▶ _Exercise goal_: In this exercise, reproduce all the entries that follow exactly.

Dataset rows
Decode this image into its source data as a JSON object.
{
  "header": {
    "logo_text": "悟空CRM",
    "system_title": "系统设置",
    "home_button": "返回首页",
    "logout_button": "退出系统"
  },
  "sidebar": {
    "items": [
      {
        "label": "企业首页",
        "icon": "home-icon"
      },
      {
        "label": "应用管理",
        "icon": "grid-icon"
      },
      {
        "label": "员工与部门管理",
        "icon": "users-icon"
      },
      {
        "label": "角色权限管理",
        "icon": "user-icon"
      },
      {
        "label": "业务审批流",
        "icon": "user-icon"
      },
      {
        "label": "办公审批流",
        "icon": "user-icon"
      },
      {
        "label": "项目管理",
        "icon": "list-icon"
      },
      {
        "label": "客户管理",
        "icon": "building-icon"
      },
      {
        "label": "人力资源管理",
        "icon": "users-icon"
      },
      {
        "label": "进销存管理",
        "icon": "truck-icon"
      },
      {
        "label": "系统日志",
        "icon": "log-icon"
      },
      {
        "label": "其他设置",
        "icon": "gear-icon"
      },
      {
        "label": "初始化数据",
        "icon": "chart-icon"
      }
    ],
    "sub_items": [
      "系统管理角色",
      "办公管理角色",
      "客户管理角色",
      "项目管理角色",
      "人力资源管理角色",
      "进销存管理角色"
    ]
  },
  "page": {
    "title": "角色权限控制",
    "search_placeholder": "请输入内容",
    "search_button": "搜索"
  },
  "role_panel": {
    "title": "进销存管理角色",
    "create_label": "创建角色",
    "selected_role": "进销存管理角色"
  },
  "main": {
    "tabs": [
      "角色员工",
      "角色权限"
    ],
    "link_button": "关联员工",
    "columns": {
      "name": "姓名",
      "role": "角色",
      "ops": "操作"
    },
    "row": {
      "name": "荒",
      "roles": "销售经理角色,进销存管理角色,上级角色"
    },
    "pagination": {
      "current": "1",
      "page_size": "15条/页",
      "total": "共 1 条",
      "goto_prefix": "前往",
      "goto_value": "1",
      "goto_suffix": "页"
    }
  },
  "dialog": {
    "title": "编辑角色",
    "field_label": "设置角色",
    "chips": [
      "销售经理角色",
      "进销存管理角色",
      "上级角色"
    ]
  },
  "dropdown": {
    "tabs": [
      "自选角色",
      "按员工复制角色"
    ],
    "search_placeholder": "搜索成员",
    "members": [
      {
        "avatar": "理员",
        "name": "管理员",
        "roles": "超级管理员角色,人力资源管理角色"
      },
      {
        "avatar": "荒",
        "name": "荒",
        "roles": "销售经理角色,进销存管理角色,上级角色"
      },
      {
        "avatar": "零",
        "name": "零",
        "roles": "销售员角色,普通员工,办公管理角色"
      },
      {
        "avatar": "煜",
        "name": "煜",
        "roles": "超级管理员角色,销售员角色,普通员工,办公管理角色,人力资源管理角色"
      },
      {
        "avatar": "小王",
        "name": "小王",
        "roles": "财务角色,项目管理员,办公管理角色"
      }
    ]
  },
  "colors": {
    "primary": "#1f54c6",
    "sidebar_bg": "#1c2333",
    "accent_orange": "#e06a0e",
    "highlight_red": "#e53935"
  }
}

▶ _Answer_:
Decode this image into its source data as a JSON object.
{
  "header": {
    "logo_text": "悟空CRM",
    "system_title": "系统设置",
    "home_button": "返回首页",
    "logout_button": "退出系统"
  },
  "sidebar": {
    "items": [
      {
        "label": "企业首页",
        "icon": "home-icon"
      },
      {
        "label": "应用管理",
        "icon": "grid-icon"
      },
      {
        "label": "员工与部门管理",
        "icon": "users-icon"
      },
      {
        "label": "角色权限管理",
        "icon": "user-icon"
      },
      {
        "label": "业务审批流",
        "icon": "user-icon"
      },
      {
        "label": "办公审批流",
        "icon": "user-icon"
      },
      {
        "label": "项目管理",
        "icon": "list-icon"
      },
      {
        "label": "客户管理",
        "icon": "building-icon"
      },
      {
        "label": "人力资源管理",
        "icon": "users-icon"
      },
      {
        "label": "进销存管理",
        "icon": "truck-icon"
      },
      {
        "label": "系统日志",
        "icon": "log-icon"
      },
      {
        "label": "其他设置",
        "icon": "gear-icon"
      },
      {
        "label": "初始化数据",
        "icon": "chart-icon"
      }
    ],
    "sub_items": [
      "系统管理角色",
      "办公管理角色",
      "客户管理角色",
      "项目管理角色",
      "人力资源管理角色",
      "进销存管理角色"
    ]
  },
  "page": {
    "title": "角色权限控制",
    "search_placeholder": "请输入内容",
    "search_button": "搜索"
  },
  "role_panel": {
    "title": "进销存管理角色",
    "create_label": "创建角色",
    "selected_role": "进销存管理角色"
  },
  "main": {
    "tabs": [
      "角色员工",
      "角色权限"
    ],
    "link_button": "关联员工",
    "columns": {
      "name": "姓名",
      "role": "角色",
      "ops": "操作"
    },
    "row": {
      "name": "荒",
      "roles": "销售经理角色,进销存管理角色,上级角色"
    },
    "pagination": {
      "current": "1",
      "page_size": "15条/页",
      "total": "共 1 条",
      "goto_prefix": "前往",
      "goto_value": "1",
      "goto_suffix": "页"
    }
  },
  "dialog": {
    "title": "编辑角色",
    "field_label": "设置角色",
    "chips": [
      "销售经理角色",
      "进销存管理角色",
      "上级角色"
    ]
  },
  "dropdown": {
    "tabs": [
      "自选角色",
      "按员工复制角色"
    ],
    "search_placeholder": "搜索成员",
    "members": [
      {
        "avatar": "理员",
        "name": "管理员",
        "roles": "超级管理员角色,人力资源管理角色"
      },
      {
        "avatar": "荒",
        "name": "荒",
        "roles": "销售经理角色,进销存管理角色,上级角色"
      },
      {
        "avatar": "零",
        "name": "零",
        "roles": "销售员角色,普通员工,办公管理角色"
      },
      {
        "avatar": "煜",
        "name": "煜",
        "roles": "超级管理员角色,销售员角色,普通员工,办公管理角色,人力资源管理角色"
      },
      {
        "avatar": "小王",
        "name": "小王",
        "roles": "财务角色,项目管理员,办公管理角色"
      }
    ]
  },
  "colors": {
    "primary": "#1f54c6",
    "sidebar_bg": "#1c2333",
    "accent_orange": "#e06a0e",
    "highlight_red": "#e53935"
  }
}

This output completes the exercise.